• [Given request] Print every entry exactly as written.

(Data records)
***
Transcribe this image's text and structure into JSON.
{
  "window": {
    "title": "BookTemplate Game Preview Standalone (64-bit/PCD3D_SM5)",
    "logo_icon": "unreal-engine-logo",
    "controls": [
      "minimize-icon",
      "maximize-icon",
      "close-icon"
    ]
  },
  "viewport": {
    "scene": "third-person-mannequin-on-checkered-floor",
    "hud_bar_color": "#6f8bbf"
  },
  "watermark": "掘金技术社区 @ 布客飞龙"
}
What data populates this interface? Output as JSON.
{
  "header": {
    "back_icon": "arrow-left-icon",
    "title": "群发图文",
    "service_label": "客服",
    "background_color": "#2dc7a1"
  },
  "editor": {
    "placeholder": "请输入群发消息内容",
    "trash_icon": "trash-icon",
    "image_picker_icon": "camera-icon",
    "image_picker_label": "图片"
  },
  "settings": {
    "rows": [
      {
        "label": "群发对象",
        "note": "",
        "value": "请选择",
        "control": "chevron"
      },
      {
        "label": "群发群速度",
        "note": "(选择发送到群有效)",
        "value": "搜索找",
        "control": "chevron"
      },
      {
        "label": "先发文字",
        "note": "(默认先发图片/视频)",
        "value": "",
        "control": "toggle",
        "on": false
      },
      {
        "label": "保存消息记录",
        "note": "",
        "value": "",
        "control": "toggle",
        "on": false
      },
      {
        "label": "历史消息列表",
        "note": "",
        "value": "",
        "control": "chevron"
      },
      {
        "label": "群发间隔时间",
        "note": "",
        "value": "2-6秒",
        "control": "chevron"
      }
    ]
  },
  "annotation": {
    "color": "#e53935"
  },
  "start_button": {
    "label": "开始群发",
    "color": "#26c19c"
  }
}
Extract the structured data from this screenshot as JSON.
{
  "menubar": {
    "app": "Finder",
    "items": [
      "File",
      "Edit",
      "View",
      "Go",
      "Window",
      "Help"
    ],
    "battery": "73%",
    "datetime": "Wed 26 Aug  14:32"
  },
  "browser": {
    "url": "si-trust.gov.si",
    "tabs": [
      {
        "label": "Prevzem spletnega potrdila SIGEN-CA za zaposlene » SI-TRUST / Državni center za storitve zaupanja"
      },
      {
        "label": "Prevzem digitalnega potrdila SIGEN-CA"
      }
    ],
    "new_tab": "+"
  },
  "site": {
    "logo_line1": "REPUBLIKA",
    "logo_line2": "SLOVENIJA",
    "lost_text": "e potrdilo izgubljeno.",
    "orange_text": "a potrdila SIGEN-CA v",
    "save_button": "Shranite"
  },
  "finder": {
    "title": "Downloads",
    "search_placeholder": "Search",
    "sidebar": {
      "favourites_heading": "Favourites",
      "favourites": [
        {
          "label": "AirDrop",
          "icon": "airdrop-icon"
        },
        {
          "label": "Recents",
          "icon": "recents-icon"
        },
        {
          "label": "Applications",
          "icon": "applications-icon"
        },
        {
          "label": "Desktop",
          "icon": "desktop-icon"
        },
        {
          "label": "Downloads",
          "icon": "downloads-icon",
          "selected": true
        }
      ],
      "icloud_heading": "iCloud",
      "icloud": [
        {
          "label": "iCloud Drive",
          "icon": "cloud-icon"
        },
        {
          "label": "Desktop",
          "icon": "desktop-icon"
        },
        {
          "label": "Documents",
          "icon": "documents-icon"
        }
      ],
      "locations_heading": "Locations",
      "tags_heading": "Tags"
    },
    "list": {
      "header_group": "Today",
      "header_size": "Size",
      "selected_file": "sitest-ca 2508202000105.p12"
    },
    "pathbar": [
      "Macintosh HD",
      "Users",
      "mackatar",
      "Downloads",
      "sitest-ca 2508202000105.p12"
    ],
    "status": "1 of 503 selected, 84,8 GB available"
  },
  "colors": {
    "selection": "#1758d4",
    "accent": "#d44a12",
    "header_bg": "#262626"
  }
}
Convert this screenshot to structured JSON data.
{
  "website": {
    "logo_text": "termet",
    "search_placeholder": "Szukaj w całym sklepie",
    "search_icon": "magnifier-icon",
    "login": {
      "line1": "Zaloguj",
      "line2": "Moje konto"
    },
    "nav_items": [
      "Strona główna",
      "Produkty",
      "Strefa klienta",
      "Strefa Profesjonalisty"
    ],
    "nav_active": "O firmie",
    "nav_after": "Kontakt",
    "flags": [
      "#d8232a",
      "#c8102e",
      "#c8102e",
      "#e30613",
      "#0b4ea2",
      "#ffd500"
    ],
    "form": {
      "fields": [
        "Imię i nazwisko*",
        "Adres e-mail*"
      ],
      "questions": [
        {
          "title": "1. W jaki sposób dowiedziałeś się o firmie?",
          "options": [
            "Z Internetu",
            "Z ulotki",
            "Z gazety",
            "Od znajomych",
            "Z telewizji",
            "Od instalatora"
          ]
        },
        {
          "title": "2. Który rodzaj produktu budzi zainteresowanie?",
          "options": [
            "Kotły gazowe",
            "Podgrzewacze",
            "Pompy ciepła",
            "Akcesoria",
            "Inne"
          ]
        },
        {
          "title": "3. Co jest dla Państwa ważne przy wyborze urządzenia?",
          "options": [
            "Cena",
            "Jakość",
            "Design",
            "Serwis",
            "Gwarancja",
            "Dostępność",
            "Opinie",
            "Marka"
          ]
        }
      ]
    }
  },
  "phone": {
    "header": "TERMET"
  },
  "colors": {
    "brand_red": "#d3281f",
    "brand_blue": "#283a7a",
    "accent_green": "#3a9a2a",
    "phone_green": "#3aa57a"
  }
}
***
• [Correct response]
Transcribe this image's text and structure into JSON.
{
  "window": {
    "title": "BookTemplate Game Preview Standalone (64-bit/PCD3D_SM5)",
    "logo_icon": "unreal-engine-logo",
    "controls": [
      "minimize-icon",
      "maximize-icon",
      "close-icon"
    ]
  },
  "viewport": {
    "scene": "third-person-mannequin-on-checkered-floor",
    "hud_bar_color": "#6f8bbf"
  },
  "watermark": "掘金技术社区 @ 布客飞龙"
}
What data populates this interface? Output as JSON.
{
  "header": {
    "back_icon": "arrow-left-icon",
    "title": "群发图文",
    "service_label": "客服",
    "background_color": "#2dc7a1"
  },
  "editor": {
    "placeholder": "请输入群发消息内容",
    "trash_icon": "trash-icon",
    "image_picker_icon": "camera-icon",
    "image_picker_label": "图片"
  },
  "settings": {
    "rows": [
      {
        "label": "群发对象",
        "note": "",
        "value": "请选择",
        "control": "chevron"
      },
      {
        "label": "群发群速度",
        "note": "(选择发送到群有效)",
        "value": "搜索找",
        "control": "chevron"
      },
      {
        "label": "先发文字",
        "note": "(默认先发图片/视频)",
        "value": "",
        "control": "toggle",
        "on": false
      },
      {
        "label": "保存消息记录",
        "note": "",
        "value": "",
        "control": "toggle",
        "on": false
      },
      {
        "label": "历史消息列表",
        "note": "",
        "value": "",
        "control": "chevron"
      },
      {
        "label": "群发间隔时间",
        "note": "",
        "value": "2-6秒",
        "control": "chevron"
      }
    ]
  },
  "annotation": {
    "color": "#e53935"
  },
  "start_button": {
    "label": "开始群发",
    "color": "#26c19c"
  }
}
Extract the structured data from this screenshot as JSON.
{
  "menubar": {
    "app": "Finder",
    "items": [
      "File",
      "Edit",
      "View",
      "Go",
      "Window",
      "Help"
    ],
    "battery": "73%",
    "datetime": "Wed 26 Aug  14:32"
  },
  "browser": {
    "url": "si-trust.gov.si",
    "tabs": [
      {
        "label": "Prevzem spletnega potrdila SIGEN-CA za zaposlene » SI-TRUST / Državni center za storitve zaupanja"
      },
      {
        "label": "Prevzem digitalnega potrdila SIGEN-CA"
      }
    ],
    "new_tab": "+"
  },
  "site": {
    "logo_line1": "REPUBLIKA",
    "logo_line2": "SLOVENIJA",
    "lost_text": "e potrdilo izgubljeno.",
    "orange_text": "a potrdila SIGEN-CA v",
    "save_button": "Shranite"
  },
  "finder": {
    "title": "Downloads",
    "search_placeholder": "Search",
    "sidebar": {
      "favourites_heading": "Favourites",
      "favourites": [
        {
          "label": "AirDrop",
          "icon": "airdrop-icon"
        },
        {
          "label": "Recents",
          "icon": "recents-icon"
        },
        {
          "label": "Applications",
          "icon": "applications-icon"
        },
        {
          "label": "Desktop",
          "icon": "desktop-icon"
        },
        {
          "label": "Downloads",
          "icon": "downloads-icon",
          "selected": true
        }
      ],
      "icloud_heading": "iCloud",
      "icloud": [
        {
          "label": "iCloud Drive",
          "icon": "cloud-icon"
        },
        {
          "label": "Desktop",
          "icon": "desktop-icon"
        },
        {
          "label": "Documents",
          "icon": "documents-icon"
        }
      ],
      "locations_heading": "Locations",
      "tags_heading": "Tags"
    },
    "list": {
      "header_group": "Today",
      "header_size": "Size",
      "selected_file": "sitest-ca 2508202000105.p12"
    },
    "pathbar": [
      "Macintosh HD",
      "Users",
      "mackatar",
      "Downloads",
      "sitest-ca 2508202000105.p12"
    ],
    "status": "1 of 503 selected, 84,8 GB available"
  },
  "colors": {
    "selection": "#1758d4",
    "accent": "#d44a12",
    "header_bg": "#262626"
  }
}
Convert this screenshot to structured JSON data.
{
  "website": {
    "logo_text": "termet",
    "search_placeholder": "Szukaj w całym sklepie",
    "search_icon": "magnifier-icon",
    "login": {
      "line1": "Zaloguj",
      "line2": "Moje konto"
    },
    "nav_items": [
      "Strona główna",
      "Produkty",
      "Strefa klienta",
      "Strefa Profesjonalisty"
    ],
    "nav_active": "O firmie",
    "nav_after": "Kontakt",
    "flags": [
      "#d8232a",
      "#c8102e",
      "#c8102e",
      "#e30613",
      "#0b4ea2",
      "#ffd500"
    ],
    "form": {
      "fields": [
        "Imię i nazwisko*",
        "Adres e-mail*"
      ],
      "questions": [
        {
          "title": "1. W jaki sposób dowiedziałeś się o firmie?",
          "options": [
            "Z Internetu",
            "Z ulotki",
            "Z gazety",
            "Od znajomych",
            "Z telewizji",
            "Od instalatora"
          ]
        },
        {
          "title": "2. Który rodzaj produktu budzi zainteresowanie?",
          "options": [
            "Kotły gazowe",
            "Podgrzewacze",
            "Pompy ciepła",
            "Akcesoria",
            "Inne"
          ]
        },
        {
          "title": "3. Co jest dla Państwa ważne przy wyborze urządzenia?",
          "options": [
            "Cena",
            "Jakość",
            "Design",
            "Serwis",
            "Gwarancja",
            "Dostępność",
            "Opinie",
            "Marka"
          ]
        }
      ]
    }
  },
  "phone": {
    "header": "TERMET"
  },
  "colors": {
    "brand_red": "#d3281f",
    "brand_blue": "#283a7a",
    "accent_green": "#3a9a2a",
    "phone_green": "#3aa57a"
  }
}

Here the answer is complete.